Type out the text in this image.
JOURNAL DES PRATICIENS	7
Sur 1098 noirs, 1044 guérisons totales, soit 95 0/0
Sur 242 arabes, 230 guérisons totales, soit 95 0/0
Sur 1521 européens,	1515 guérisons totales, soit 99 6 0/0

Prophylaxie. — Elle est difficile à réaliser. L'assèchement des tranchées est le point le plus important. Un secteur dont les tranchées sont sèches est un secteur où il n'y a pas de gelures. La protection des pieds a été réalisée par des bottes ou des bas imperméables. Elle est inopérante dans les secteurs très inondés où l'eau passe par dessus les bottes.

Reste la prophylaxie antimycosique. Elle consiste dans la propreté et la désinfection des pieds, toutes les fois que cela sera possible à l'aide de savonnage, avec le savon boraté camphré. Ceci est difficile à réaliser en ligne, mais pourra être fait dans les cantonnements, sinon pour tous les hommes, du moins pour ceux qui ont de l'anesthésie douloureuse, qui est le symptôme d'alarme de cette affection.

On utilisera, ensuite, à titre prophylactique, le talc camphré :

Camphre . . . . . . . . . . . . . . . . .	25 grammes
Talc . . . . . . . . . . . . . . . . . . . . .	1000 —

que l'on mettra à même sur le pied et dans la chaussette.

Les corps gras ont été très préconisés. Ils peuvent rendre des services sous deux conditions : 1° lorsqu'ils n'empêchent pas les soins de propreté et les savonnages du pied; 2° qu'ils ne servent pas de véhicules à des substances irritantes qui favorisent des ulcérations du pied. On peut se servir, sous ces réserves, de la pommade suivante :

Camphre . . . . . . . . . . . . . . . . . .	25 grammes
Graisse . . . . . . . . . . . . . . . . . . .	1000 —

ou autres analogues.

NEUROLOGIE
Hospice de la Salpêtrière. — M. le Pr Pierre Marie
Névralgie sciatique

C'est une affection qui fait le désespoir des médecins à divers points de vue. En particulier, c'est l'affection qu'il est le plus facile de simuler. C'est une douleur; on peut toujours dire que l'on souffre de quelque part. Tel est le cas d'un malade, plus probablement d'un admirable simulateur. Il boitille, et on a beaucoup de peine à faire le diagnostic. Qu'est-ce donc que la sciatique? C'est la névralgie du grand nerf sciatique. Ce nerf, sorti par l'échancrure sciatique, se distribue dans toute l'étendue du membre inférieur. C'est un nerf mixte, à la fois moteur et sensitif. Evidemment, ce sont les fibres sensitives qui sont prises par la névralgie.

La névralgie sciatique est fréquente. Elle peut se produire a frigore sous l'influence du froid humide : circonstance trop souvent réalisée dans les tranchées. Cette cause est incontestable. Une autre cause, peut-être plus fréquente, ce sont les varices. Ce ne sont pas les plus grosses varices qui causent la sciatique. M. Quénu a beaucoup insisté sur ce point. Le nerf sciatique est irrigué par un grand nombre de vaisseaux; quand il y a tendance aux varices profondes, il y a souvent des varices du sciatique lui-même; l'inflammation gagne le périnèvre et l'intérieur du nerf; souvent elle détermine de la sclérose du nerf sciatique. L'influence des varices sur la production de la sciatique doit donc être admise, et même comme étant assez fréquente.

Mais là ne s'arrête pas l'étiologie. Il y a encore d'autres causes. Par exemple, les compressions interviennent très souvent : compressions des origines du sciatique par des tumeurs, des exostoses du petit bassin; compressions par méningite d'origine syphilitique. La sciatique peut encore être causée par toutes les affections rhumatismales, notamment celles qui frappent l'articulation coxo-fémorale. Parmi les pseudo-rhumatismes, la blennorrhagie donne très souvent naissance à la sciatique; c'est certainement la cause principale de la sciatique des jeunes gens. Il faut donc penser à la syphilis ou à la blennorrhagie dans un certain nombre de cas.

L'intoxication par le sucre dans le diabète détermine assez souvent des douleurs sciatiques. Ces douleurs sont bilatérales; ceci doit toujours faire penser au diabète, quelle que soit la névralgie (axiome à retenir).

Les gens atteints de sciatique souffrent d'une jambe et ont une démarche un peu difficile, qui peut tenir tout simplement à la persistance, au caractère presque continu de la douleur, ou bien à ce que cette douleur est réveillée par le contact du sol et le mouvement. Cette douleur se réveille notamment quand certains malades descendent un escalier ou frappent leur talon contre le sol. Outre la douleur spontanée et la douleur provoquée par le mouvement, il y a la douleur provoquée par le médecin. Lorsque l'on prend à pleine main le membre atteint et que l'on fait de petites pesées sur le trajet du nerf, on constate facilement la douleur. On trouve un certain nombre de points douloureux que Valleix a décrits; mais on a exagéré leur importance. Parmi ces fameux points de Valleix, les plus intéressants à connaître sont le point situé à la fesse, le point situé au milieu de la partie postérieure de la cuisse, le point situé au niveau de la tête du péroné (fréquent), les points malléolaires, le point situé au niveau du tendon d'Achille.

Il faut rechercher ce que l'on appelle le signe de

————

Print every line of the records exactly. Omit nothing.

◆ Final result:
Type out the text in this image.
JOURNAL DES PRATICIENS	7
Sur 1098 noirs, 1044 guérisons totales, soit 95 0/0
Sur 242 arabes, 230 guérisons totales, soit 95 0/0
Sur 1521 européens,	1515 guérisons totales, soit 99 6 0/0

Prophylaxie. — Elle est difficile à réaliser. L'assèchement des tranchées est le point le plus important. Un secteur dont les tranchées sont sèches est un secteur où il n'y a pas de gelures. La protection des pieds a été réalisée par des bottes ou des bas imperméables. Elle est inopérante dans les secteurs très inondés où l'eau passe par dessus les bottes.

Reste la prophylaxie antimycosique. Elle consiste dans la propreté et la désinfection des pieds, toutes les fois que cela sera possible à l'aide de savonnage, avec le savon boraté camphré. Ceci est difficile à réaliser en ligne, mais pourra être fait dans les cantonnements, sinon pour tous les hommes, du moins pour ceux qui ont de l'anesthésie douloureuse, qui est le symptôme d'alarme de cette affection.

On utilisera, ensuite, à titre prophylactique, le talc camphré :

Camphre . . . . . . . . . . . . . . . . .	25 grammes
Talc . . . . . . . . . . . . . . . . . . . . .	1000 —

que l'on mettra à même sur le pied et dans la chaussette.

Les corps gras ont été très préconisés. Ils peuvent rendre des services sous deux conditions : 1° lorsqu'ils n'empêchent pas les soins de propreté et les savonnages du pied; 2° qu'ils ne servent pas de véhicules à des substances irritantes qui favorisent des ulcérations du pied. On peut se servir, sous ces réserves, de la pommade suivante :

Camphre . . . . . . . . . . . . . . . . . .	25 grammes
Graisse . . . . . . . . . . . . . . . . . . .	1000 —

ou autres analogues.

NEUROLOGIE
Hospice de la Salpêtrière. — M. le Pr Pierre Marie
Névralgie sciatique

C'est une affection qui fait le désespoir des médecins à divers points de vue. En particulier, c'est l'affection qu'il est le plus facile de simuler. C'est une douleur; on peut toujours dire que l'on souffre de quelque part. Tel est le cas d'un malade, plus probablement d'un admirable simulateur. Il boitille, et on a beaucoup de peine à faire le diagnostic. Qu'est-ce donc que la sciatique? C'est la névralgie du grand nerf sciatique. Ce nerf, sorti par l'échancrure sciatique, se distribue dans toute l'étendue du membre inférieur. C'est un nerf mixte, à la fois moteur et sensitif. Evidemment, ce sont les fibres sensitives qui sont prises par la névralgie.

La névralgie sciatique est fréquente. Elle peut se produire a frigore sous l'influence du froid humide : circonstance trop souvent réalisée dans les tranchées. Cette cause est incontestable. Une autre cause, peut-être plus fréquente, ce sont les varices. Ce ne sont pas les plus grosses varices qui causent la sciatique. M. Quénu a beaucoup insisté sur ce point. Le nerf sciatique est irrigué par un grand nombre de vaisseaux; quand il y a tendance aux varices profondes, il y a souvent des varices du sciatique lui-même; l'inflammation gagne le périnèvre et l'intérieur du nerf; souvent elle détermine de la sclérose du nerf sciatique. L'influence des varices sur la production de la sciatique doit donc être admise, et même comme étant assez fréquente.

Mais là ne s'arrête pas l'étiologie. Il y a encore d'autres causes. Par exemple, les compressions interviennent très souvent : compressions des origines du sciatique par des tumeurs, des exostoses du petit bassin; compressions par méningite d'origine syphilitique. La sciatique peut encore être causée par toutes les affections rhumatismales, notamment celles qui frappent l'articulation coxo-fémorale. Parmi les pseudo-rhumatismes, la blennorrhagie donne très souvent naissance à la sciatique; c'est certainement la cause principale de la sciatique des jeunes gens. Il faut donc penser à la syphilis ou à la blennorrhagie dans un certain nombre de cas.

L'intoxication par le sucre dans le diabète détermine assez souvent des douleurs sciatiques. Ces douleurs sont bilatérales; ceci doit toujours faire penser au diabète, quelle que soit la névralgie (axiome à retenir).

Les gens atteints de sciatique souffrent d'une jambe et ont une démarche un peu difficile, qui peut tenir tout simplement à la persistance, au caractère presque continu de la douleur, ou bien à ce que cette douleur est réveillée par le contact du sol et le mouvement. Cette douleur se réveille notamment quand certains malades descendent un escalier ou frappent leur talon contre le sol. Outre la douleur spontanée et la douleur provoquée par le mouvement, il y a la douleur provoquée par le médecin. Lorsque l'on prend à pleine main le membre atteint et que l'on fait de petites pesées sur le trajet du nerf, on constate facilement la douleur. On trouve un certain nombre de points douloureux que Valleix a décrits; mais on a exagéré leur importance. Parmi ces fameux points de Valleix, les plus intéressants à connaître sont le point situé à la fesse, le point situé au milieu de la partie postérieure de la cuisse, le point situé au niveau de la tête du péroné (fréquent), les points malléolaires, le point situé au niveau du tendon d'Achille.

Il faut rechercher ce que l'on appelle le signe de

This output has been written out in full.